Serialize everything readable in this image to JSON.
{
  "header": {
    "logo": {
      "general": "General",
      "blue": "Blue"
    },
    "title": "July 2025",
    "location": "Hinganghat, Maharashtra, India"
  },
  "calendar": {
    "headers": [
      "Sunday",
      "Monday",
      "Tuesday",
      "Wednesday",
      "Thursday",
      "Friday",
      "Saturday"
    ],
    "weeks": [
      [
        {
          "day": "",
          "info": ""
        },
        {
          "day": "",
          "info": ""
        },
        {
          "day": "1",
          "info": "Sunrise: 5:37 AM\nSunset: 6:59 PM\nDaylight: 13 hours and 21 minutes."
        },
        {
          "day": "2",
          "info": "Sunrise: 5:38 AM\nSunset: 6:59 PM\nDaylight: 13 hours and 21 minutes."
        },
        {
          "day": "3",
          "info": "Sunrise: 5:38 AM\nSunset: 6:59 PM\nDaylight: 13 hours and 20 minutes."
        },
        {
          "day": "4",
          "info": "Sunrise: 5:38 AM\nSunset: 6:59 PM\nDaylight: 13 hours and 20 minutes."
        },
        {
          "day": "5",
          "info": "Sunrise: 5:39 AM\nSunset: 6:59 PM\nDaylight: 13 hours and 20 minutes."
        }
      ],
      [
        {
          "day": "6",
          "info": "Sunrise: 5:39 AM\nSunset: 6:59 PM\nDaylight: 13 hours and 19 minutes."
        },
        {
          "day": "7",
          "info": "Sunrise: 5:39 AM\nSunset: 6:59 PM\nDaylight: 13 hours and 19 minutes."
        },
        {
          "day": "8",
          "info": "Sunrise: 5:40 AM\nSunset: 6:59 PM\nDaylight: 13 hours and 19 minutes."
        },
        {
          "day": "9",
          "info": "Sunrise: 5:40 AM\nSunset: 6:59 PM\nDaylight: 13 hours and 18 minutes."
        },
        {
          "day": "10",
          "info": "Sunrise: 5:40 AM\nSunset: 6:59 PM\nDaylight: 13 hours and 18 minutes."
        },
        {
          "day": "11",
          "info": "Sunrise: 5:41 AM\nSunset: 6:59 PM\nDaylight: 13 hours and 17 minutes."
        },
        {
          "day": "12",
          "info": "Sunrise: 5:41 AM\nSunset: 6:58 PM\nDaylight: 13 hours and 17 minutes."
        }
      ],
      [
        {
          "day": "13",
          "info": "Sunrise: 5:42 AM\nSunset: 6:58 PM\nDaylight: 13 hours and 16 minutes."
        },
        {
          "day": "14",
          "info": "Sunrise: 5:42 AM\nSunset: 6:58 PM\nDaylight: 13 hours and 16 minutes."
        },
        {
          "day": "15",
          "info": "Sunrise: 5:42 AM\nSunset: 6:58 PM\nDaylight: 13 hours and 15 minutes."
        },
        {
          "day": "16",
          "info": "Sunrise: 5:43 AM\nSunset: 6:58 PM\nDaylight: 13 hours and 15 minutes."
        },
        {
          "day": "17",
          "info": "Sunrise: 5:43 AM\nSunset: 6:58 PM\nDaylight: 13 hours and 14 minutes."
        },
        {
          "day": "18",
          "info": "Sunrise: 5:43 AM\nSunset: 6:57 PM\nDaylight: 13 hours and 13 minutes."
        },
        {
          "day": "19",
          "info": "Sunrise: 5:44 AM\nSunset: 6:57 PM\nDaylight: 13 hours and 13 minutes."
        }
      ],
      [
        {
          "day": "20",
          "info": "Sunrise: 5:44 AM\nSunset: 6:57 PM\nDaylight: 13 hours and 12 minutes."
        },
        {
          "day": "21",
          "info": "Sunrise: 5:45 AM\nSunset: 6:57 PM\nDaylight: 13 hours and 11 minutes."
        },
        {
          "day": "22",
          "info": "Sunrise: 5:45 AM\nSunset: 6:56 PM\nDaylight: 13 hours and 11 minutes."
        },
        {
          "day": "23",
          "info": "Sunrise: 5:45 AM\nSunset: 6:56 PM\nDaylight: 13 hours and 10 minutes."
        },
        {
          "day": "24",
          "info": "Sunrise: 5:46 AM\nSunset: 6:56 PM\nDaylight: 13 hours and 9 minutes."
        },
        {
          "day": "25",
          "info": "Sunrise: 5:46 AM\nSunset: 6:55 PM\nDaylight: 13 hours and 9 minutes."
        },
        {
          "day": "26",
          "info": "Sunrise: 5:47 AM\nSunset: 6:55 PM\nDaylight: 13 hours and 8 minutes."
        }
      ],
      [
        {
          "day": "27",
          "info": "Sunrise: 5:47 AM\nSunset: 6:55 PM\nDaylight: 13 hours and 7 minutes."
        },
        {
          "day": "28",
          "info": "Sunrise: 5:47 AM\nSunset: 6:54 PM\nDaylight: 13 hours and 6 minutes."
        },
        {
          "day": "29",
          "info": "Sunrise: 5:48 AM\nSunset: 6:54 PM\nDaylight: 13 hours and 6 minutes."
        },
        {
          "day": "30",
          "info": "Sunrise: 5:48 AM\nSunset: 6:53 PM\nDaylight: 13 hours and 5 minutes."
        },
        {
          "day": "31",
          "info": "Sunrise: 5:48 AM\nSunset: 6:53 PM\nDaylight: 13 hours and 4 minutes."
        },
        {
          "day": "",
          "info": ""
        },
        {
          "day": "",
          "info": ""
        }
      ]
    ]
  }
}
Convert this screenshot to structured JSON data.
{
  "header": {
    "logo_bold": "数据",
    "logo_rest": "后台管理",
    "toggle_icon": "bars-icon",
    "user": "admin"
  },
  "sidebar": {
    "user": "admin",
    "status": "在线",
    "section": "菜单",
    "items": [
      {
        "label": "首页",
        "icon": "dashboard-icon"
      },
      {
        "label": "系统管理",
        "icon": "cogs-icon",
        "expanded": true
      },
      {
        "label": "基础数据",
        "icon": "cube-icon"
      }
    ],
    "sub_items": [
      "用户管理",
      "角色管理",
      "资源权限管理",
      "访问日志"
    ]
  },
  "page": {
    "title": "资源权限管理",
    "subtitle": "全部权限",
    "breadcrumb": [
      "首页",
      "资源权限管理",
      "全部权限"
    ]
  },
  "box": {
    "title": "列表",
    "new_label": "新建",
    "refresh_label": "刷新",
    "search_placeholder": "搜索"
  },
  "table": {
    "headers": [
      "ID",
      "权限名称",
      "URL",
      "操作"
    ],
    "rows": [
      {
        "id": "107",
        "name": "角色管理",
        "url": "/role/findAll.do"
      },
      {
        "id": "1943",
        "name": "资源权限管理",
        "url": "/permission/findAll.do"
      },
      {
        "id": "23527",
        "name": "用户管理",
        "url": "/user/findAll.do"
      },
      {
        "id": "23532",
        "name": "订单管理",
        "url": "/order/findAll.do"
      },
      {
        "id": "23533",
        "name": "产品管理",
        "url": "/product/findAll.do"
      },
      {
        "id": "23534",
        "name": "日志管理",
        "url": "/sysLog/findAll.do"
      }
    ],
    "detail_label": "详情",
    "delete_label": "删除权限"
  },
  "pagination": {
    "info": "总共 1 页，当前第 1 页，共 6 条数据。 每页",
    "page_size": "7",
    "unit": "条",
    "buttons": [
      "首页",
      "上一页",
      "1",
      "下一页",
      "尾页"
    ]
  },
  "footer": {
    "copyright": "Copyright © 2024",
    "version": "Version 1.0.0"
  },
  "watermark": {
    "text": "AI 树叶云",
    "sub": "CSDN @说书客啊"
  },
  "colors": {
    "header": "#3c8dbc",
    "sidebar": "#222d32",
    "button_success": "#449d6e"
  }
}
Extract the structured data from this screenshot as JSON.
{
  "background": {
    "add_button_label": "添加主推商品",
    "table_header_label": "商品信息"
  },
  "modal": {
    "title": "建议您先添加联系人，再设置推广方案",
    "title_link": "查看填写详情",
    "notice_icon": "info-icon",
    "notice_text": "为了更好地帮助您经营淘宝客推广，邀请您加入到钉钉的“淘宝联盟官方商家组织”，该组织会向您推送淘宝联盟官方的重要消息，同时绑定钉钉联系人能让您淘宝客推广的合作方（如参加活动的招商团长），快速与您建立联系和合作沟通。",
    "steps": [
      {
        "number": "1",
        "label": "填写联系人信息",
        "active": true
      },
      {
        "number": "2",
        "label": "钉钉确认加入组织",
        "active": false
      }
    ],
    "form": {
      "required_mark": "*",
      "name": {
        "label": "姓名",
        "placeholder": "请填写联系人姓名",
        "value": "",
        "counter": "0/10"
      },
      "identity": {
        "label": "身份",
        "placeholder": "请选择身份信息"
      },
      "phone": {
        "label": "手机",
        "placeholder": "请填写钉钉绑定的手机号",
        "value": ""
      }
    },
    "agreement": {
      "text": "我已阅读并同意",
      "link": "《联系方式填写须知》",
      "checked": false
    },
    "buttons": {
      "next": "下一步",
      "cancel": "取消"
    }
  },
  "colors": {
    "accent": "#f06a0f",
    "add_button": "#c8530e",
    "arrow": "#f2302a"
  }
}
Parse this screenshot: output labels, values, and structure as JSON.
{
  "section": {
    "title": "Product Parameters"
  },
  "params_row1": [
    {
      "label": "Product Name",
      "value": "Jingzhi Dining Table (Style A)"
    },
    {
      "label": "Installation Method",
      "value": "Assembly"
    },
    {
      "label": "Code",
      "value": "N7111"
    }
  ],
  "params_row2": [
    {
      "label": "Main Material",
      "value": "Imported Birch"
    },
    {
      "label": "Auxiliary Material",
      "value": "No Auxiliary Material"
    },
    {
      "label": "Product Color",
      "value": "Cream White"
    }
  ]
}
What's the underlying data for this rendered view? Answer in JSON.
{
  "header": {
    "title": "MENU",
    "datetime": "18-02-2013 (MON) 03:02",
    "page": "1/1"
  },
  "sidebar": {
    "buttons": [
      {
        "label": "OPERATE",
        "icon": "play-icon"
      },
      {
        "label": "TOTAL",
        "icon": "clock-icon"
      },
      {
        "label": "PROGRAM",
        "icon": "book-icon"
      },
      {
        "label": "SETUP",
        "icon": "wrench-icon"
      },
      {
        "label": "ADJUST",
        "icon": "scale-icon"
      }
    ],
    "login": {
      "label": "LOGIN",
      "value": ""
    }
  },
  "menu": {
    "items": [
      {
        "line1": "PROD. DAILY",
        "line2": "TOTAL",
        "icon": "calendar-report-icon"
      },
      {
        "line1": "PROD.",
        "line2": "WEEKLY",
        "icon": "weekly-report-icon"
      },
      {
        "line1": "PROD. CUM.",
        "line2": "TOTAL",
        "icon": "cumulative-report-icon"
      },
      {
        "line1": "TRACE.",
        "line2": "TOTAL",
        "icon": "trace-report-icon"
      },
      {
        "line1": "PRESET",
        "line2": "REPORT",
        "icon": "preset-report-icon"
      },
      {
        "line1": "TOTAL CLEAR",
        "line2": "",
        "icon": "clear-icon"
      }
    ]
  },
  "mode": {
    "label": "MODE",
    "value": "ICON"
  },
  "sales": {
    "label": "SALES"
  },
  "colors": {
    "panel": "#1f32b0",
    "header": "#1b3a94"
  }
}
----
Requirement: Return every line from the records above that holds the word "findAll".

Correct response:
        "url": "/role/findAll.do"
        "url": "/permission/findAll.do"
        "url": "/user/findAll.do"
        "url": "/order/findAll.do"
        "url": "/product/findAll.do"
        "url": "/sysLog/findAll.do"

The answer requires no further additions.